### Written task
Extract each line of the material that follows exactly and omit its pictures.

◇ ◇ ◇

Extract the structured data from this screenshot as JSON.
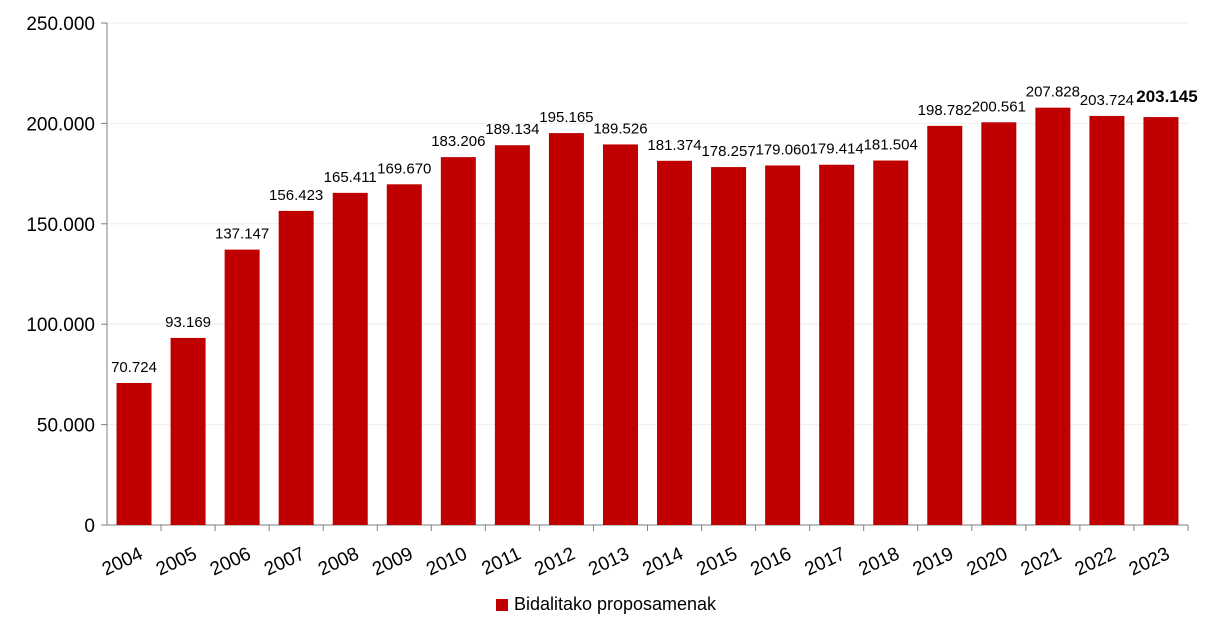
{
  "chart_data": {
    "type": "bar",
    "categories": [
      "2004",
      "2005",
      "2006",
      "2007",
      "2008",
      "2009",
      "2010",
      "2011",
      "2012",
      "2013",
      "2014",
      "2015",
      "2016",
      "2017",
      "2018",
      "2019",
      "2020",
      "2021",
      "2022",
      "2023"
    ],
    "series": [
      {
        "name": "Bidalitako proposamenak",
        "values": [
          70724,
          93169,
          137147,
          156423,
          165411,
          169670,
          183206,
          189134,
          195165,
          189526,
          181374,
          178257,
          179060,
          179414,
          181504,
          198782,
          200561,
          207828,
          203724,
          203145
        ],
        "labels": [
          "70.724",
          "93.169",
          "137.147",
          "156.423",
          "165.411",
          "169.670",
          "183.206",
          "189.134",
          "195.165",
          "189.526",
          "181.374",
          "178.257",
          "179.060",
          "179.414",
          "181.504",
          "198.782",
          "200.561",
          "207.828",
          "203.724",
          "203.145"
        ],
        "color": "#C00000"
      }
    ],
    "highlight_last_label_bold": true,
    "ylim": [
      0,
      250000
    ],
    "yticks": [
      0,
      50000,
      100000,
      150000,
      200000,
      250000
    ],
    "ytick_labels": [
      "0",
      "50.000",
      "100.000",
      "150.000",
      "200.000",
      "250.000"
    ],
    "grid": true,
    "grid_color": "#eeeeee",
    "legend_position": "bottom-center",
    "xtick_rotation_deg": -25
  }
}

◇ ◇ ◇

### Result
Extract the structured data from this screenshot as JSON.
{
  "chart_data": {
    "type": "bar",
    "categories": [
      "2004",
      "2005",
      "2006",
      "2007",
      "2008",
      "2009",
      "2010",
      "2011",
      "2012",
      "2013",
      "2014",
      "2015",
      "2016",
      "2017",
      "2018",
      "2019",
      "2020",
      "2021",
      "2022",
      "2023"
    ],
    "series": [
      {
        "name": "Bidalitako proposamenak",
        "values": [
          70724,
          93169,
          137147,
          156423,
          165411,
          169670,
          183206,
          189134,
          195165,
          189526,
          181374,
          178257,
          179060,
          179414,
          181504,
          198782,
          200561,
          207828,
          203724,
          203145
        ],
        "labels": [
          "70.724",
          "93.169",
          "137.147",
          "156.423",
          "165.411",
          "169.670",
          "183.206",
          "189.134",
          "195.165",
          "189.526",
          "181.374",
          "178.257",
          "179.060",
          "179.414",
          "181.504",
          "198.782",
          "200.561",
          "207.828",
          "203.724",
          "203.145"
        ],
        "color": "#C00000"
      }
    ],
    "highlight_last_label_bold": true,
    "ylim": [
      0,
      250000
    ],
    "yticks": [
      0,
      50000,
      100000,
      150000,
      200000,
      250000
    ],
    "ytick_labels": [
      "0",
      "50.000",
      "100.000",
      "150.000",
      "200.000",
      "250.000"
    ],
    "grid": true,
    "grid_color": "#eeeeee",
    "legend_position": "bottom-center",
    "xtick_rotation_deg": -25
  }
}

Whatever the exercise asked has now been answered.